## Written exercise
Take the line containing "Read all visible content and emit it as JSON." and all lines after it to the end of the records, and output them exactly.

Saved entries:
>>>

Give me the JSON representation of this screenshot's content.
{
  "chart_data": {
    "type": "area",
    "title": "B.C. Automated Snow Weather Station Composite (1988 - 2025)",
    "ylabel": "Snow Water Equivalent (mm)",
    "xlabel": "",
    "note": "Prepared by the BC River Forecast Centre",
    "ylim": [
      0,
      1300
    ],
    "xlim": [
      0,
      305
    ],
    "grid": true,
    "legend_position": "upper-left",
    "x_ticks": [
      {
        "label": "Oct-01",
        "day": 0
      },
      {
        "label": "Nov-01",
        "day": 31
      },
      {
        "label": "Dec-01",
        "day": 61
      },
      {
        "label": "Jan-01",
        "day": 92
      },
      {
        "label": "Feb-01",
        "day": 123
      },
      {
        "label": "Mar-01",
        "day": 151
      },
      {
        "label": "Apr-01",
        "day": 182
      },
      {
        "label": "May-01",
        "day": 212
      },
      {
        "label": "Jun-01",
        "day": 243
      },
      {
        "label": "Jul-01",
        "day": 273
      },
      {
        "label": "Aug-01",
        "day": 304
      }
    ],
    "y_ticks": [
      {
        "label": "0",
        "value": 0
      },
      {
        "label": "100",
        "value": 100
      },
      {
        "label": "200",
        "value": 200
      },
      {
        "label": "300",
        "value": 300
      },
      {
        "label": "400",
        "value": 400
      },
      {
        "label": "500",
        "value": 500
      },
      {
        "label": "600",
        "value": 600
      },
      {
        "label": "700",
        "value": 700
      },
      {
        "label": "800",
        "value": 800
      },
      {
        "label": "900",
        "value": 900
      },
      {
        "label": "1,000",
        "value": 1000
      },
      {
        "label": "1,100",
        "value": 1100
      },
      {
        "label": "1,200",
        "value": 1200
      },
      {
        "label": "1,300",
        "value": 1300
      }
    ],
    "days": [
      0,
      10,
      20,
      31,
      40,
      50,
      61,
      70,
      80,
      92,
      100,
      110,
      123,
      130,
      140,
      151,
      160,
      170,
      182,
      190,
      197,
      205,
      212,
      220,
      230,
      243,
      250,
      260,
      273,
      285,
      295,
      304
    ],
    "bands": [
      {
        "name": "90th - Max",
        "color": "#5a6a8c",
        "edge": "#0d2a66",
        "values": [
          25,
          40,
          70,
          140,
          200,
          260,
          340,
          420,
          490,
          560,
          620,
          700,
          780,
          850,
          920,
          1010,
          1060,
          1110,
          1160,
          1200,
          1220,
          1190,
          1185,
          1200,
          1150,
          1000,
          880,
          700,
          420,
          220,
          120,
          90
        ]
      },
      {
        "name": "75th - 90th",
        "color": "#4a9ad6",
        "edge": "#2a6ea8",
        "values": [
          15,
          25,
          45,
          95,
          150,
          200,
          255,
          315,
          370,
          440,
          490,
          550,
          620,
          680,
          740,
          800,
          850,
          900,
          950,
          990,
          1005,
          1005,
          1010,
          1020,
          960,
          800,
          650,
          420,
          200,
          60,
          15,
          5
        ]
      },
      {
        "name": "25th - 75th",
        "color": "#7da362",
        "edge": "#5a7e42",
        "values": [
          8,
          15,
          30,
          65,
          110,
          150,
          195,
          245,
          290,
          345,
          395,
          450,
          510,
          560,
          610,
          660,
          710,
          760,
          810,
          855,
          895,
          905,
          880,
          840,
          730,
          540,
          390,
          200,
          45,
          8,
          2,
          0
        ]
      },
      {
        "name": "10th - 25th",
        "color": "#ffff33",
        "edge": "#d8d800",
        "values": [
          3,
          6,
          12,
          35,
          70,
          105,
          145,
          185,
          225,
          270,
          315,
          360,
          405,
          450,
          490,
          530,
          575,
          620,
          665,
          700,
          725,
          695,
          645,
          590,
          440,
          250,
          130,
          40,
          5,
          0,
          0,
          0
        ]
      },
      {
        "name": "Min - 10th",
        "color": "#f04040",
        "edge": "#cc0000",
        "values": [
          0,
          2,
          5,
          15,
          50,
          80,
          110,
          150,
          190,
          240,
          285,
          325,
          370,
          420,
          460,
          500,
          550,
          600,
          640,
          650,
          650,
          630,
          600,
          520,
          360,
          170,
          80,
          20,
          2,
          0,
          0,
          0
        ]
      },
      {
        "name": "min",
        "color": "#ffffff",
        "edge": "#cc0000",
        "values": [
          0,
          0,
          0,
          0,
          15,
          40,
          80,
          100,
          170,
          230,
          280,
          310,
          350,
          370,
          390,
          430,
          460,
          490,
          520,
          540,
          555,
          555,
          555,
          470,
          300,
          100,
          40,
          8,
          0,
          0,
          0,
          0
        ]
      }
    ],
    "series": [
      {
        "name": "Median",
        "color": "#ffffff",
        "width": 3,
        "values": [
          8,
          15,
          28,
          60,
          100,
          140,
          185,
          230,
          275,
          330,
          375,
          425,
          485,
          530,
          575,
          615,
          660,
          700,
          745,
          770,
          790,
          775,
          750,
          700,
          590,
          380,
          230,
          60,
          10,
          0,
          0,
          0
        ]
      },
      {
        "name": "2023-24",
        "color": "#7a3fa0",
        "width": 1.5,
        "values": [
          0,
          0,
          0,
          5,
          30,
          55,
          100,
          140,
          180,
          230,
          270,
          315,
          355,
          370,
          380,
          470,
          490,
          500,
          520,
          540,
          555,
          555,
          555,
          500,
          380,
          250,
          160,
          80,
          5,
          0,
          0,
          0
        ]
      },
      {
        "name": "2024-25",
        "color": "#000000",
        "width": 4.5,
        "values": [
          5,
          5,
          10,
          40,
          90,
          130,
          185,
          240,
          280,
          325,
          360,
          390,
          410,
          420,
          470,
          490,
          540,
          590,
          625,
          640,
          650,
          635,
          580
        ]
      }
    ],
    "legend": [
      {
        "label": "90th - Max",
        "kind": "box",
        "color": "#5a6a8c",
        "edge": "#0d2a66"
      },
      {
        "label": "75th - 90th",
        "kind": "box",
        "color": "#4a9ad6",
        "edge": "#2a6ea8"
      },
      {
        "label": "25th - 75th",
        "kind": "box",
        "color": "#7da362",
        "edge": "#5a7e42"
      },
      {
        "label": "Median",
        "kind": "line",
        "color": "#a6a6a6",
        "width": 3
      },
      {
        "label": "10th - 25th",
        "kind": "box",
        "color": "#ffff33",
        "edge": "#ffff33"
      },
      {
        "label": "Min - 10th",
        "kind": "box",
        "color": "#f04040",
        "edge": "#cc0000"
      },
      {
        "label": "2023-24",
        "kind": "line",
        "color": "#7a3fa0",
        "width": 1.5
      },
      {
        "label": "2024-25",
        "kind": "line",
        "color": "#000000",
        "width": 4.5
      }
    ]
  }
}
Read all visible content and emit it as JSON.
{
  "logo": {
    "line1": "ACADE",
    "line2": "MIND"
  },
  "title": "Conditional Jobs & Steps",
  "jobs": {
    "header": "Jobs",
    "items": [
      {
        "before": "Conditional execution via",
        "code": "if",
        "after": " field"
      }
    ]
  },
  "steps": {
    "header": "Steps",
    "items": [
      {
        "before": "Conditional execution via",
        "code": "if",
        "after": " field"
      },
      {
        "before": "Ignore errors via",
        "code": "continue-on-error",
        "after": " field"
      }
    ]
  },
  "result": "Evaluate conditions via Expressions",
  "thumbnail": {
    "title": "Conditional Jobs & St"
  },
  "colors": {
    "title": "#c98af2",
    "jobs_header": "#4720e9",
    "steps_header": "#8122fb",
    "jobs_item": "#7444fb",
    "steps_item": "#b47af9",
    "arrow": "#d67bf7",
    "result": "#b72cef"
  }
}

<<<

## In response
Read all visible content and emit it as JSON.
{
  "logo": {
    "line1": "ACADE",
    "line2": "MIND"
  },
  "title": "Conditional Jobs & Steps",
  "jobs": {
    "header": "Jobs",
    "items": [
      {
        "before": "Conditional execution via",
        "code": "if",
        "after": " field"
      }
    ]
  },
  "steps": {
    "header": "Steps",
    "items": [
      {
        "before": "Conditional execution via",
        "code": "if",
        "after": " field"
      },
      {
        "before": "Ignore errors via",
        "code": "continue-on-error",
        "after": " field"
      }
    ]
  },
  "result": "Evaluate conditions via Expressions",
  "thumbnail": {
    "title": "Conditional Jobs & St"
  },
  "colors": {
    "title": "#c98af2",
    "jobs_header": "#4720e9",
    "steps_header": "#8122fb",
    "jobs_item": "#7444fb",
    "steps_item": "#b47af9",
    "arrow": "#d67bf7",
    "result": "#b72cef"
  }
}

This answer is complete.